Copy the listing lines between the line holding "- problem-summary-1: 1" and the line holding "- eslint-header: [eslint]: [30, 749, 1298, 773]", inclusive, reproducing each one verbatim.

----- MATERIAL

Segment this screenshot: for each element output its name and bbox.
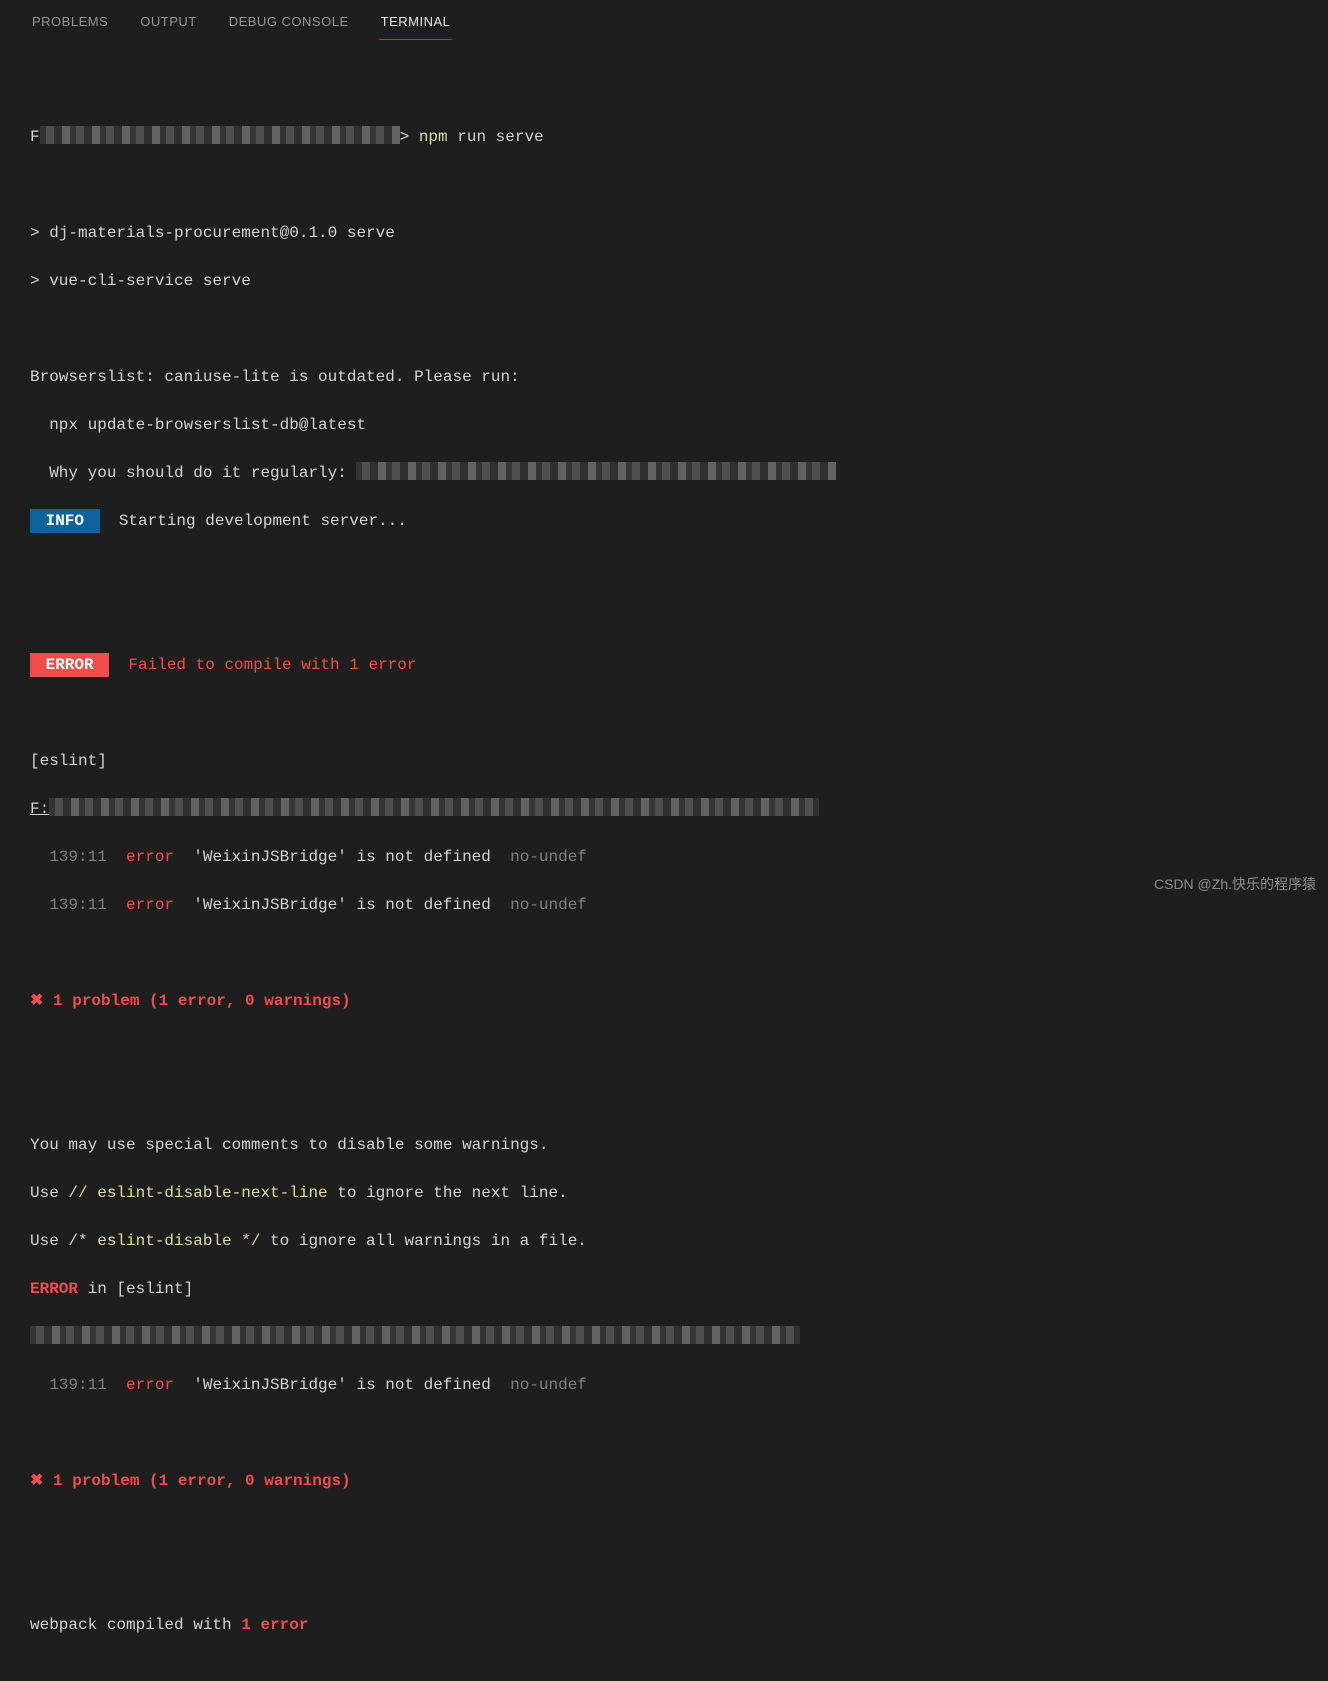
- problem-summary-1: 1 problem (1 error, 0 warnings): [43, 992, 350, 1010]
- tab-output[interactable]: OUTPUT: [138, 8, 198, 40]
- error-badge: ERROR: [30, 653, 109, 677]
- error-in-rest: in [eslint]: [78, 1280, 193, 1298]
- tab-problems[interactable]: PROBLEMS: [30, 8, 110, 40]
- censored-file-1: [49, 798, 819, 816]
- script-line-1: > dj-materials-procurement@0.1.0 serve: [30, 221, 1298, 245]
- webpack-status-b: 1 error: [241, 1616, 308, 1634]
- hint3b: /* eslint-disable */: [68, 1232, 260, 1250]
- tab-terminal[interactable]: TERMINAL: [379, 8, 453, 40]
- watermark: CSDN @Zh.快乐的程序猿: [1154, 874, 1316, 894]
- censored-url: [356, 462, 836, 480]
- cmd-args: run serve: [448, 128, 544, 146]
- lint-rule-2: no-undef: [510, 896, 587, 914]
- hint3c: to ignore all warnings in a file.: [260, 1232, 586, 1250]
- censored-file-2: [30, 1326, 800, 1344]
- eslint-header: [eslint]: [30, 749, 1298, 773]
- browserslist-why: Why you should do it regularly:: [30, 464, 356, 482]
- info-text: Starting development server...: [100, 512, 407, 530]
- error-summary: Failed to compile with 1 error: [109, 656, 416, 674]
- problem-summary-2: 1 problem (1 error, 0 warnings): [43, 1472, 350, 1490]
- error-in: ERROR: [30, 1280, 78, 1298]
- lint-severity-3: error: [126, 1376, 174, 1394]
- terminal-output[interactable]: F > npm run serve > dj-materials-procurem…: [0, 41, 1328, 1681]
- censored-path: [40, 126, 400, 144]
- browserslist-warning: Browserslist: caniuse-lite is outdated. …: [30, 365, 1298, 389]
- error-x-icon-2: ✖: [30, 1472, 43, 1490]
- prompt-path: F: [30, 128, 40, 146]
- lint-severity-2: error: [126, 896, 174, 914]
- hint2b: // eslint-disable-next-line: [68, 1184, 327, 1202]
- eslint-file: F:: [30, 800, 49, 818]
- lint-location-1: 139:11: [30, 848, 107, 866]
- hint2c: to ignore the next line.: [328, 1184, 568, 1202]
- panel-tabs: PROBLEMS OUTPUT DEBUG CONSOLE TERMINAL: [0, 0, 1328, 41]
- lint-severity-1: error: [126, 848, 174, 866]
- prompt-arrow: >: [400, 128, 410, 146]
- lint-location-2: 139:11: [30, 896, 107, 914]
- error-x-icon: ✖: [30, 992, 43, 1010]
- lint-message-3: 'WeixinJSBridge' is not defined: [193, 1376, 491, 1394]
- browserslist-cmd: npx update-browserslist-db@latest: [30, 413, 1298, 437]
- hint-line-1: You may use special comments to disable …: [30, 1133, 1298, 1157]
- info-badge: INFO: [30, 509, 100, 533]
- lint-message-1: 'WeixinJSBridge' is not defined: [193, 848, 491, 866]
- lint-message-2: 'WeixinJSBridge' is not defined: [193, 896, 491, 914]
- hint3a: Use: [30, 1232, 68, 1250]
- tab-debug-console[interactable]: DEBUG CONSOLE: [227, 8, 351, 40]
- cmd-npm: npm: [419, 128, 448, 146]
- script-line-2: > vue-cli-service serve: [30, 269, 1298, 293]
- lint-location-3: 139:11: [30, 1376, 107, 1394]
- lint-rule-1: no-undef: [510, 848, 587, 866]
- lint-rule-3: no-undef: [510, 1376, 587, 1394]
- webpack-status-a: webpack compiled with: [30, 1616, 241, 1634]
- hint2a: Use: [30, 1184, 68, 1202]
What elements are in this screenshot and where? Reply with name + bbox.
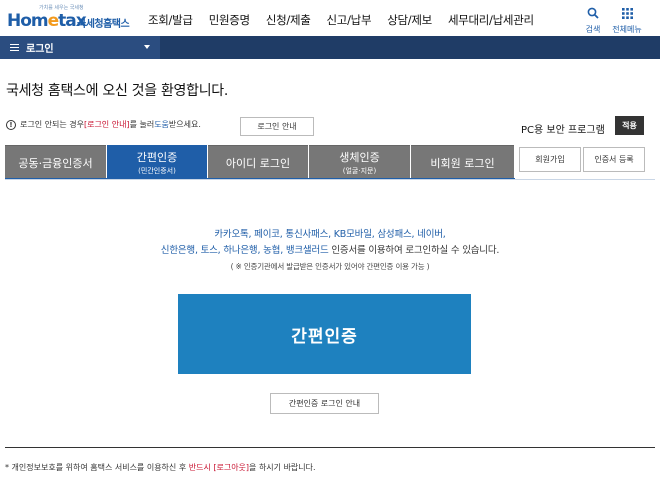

----------

__FINISHED ANSWER__.
- problem-summary-1: 1 problem (1 error, 0 warnings): [43, 992, 350, 1010]
- tab-output[interactable]: OUTPUT: [138, 8, 198, 40]
- error-badge: ERROR: [30, 653, 109, 677]
- error-in-rest: in [eslint]: [78, 1280, 193, 1298]
- tab-problems[interactable]: PROBLEMS: [30, 8, 110, 40]
- censored-file-1: [49, 798, 819, 816]
- script-line-1: > dj-materials-procurement@0.1.0 serve: [30, 221, 1298, 245]
- webpack-status-b: 1 error: [241, 1616, 308, 1634]
- hint3b: /* eslint-disable */: [68, 1232, 260, 1250]
- tab-terminal[interactable]: TERMINAL: [379, 8, 453, 40]
- watermark: CSDN @Zh.快乐的程序猿: [1154, 874, 1316, 894]
- censored-url: [356, 462, 836, 480]
- cmd-args: run serve: [448, 128, 544, 146]
- lint-rule-2: no-undef: [510, 896, 587, 914]
- hint3c: to ignore all warnings in a file.: [260, 1232, 586, 1250]
- censored-file-2: [30, 1326, 800, 1344]
- eslint-header: [eslint]: [30, 749, 1298, 773]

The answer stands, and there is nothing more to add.